# WHAT NEEDS TO BE DONE
Repeat the clamming text from "Last night we" up to and including "the extra input?", swapping "pizza" for "flatbread".

# TEXT
------------------------------

A man in the Guilford church named Charlie has talked to me about going for a while, but Friday around noon I got a text that was more specific inviting me to join him at low tide late that afternoon. I had to move quickly to get a license at the town hall and gather a few items he told me to bring, and then I drove out to the end of Trolley Road to begin my adventure.

A brief summary of what I did includes walking through soft mud where I almost got stuck, negotiating some rocky ground as well, raking and raking and raking, and finding a bunch of clams.

One of the big reasons I went, along with the fact that I love clams and I love doing new things, was that Charlie loves clamming and talks about it all the time. (And let me apologize in advance for this next statement.) He is a Clamvangelist. I wanted to go because he loves it so much.

Last night we had clams for dinner. When I say we, I mean Todd and I ate clams. Ginger and Rachel aren’t clam eaters. I made a clam pizza as well as stuffed clams. We ate well. (I also made a hamburger and black olive pizza for Ginger.) In the conversation after dinner, I said I needed to get back to my sermon, but before I did, I wondered how they would preach on this passage. I mean, I had two other clergy at the table; why miss the chance to get the extra input?

We talked our way through the story: Isaiah saw God sitting on a throne and the train of God’s robes filled up the whole Temple. I said I pictured an actress or model at one of those events where everyone dresses in designer gowns and one has a train that goes all the way down the steps. God was surrounded by serpahs—some sort of multi-winged angel that was on fire. That’s what the word seraph means: burning thing. And they had six wings. And they shouted so loudly they shook the place.

And the whole scene appeared to be set in motion by the death of King Uzziah. “In the year of King Uzziah’s death, I saw God . . .”

Perhaps Isaiah was simply making a calendar reference, but it feels like more—like Uzziah was important to the prophet and the death of the king threw his world into chaos. It’s a grief story.

------------------------------

# LISTED RECORDS
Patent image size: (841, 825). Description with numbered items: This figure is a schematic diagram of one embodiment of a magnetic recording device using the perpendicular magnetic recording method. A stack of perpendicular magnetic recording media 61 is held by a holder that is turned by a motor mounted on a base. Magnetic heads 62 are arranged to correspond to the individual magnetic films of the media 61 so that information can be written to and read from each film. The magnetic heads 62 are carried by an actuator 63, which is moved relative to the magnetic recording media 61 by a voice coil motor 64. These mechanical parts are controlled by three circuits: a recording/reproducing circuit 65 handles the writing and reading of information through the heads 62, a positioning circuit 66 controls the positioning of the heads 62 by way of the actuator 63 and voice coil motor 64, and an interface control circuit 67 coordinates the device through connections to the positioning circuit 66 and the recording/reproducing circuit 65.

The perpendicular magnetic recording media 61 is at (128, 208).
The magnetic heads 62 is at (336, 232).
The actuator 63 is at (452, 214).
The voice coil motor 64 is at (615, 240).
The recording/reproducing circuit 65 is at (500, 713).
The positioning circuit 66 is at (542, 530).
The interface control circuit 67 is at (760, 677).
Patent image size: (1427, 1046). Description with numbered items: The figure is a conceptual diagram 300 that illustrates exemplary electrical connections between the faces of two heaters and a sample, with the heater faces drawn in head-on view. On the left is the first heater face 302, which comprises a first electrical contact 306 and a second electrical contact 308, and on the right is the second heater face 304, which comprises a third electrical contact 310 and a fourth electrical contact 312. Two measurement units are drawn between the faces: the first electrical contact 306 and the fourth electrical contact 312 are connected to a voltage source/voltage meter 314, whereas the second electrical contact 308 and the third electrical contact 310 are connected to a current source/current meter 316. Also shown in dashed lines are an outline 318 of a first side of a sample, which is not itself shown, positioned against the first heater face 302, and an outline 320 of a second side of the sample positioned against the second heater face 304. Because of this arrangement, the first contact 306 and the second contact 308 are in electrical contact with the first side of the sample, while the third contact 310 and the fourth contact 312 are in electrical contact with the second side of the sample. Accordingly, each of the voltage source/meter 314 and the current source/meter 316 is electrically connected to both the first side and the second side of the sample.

------------------------------

# THE ANSWER
Last night we had clams for dinner. When I say we, I mean Todd and I ate clams. Ginger and Rachel aren’t clam eaters. I made a clam flatbread as well as stuffed clams. We ate well. (I also made a hamburger and black olive flatbread for Ginger.) In the conversation after dinner, I said I needed to get back to my sermon, but before I did, I wondered how they would preach on this passage. I mean, I had two other clergy at the table; why miss the chance to get the extra input?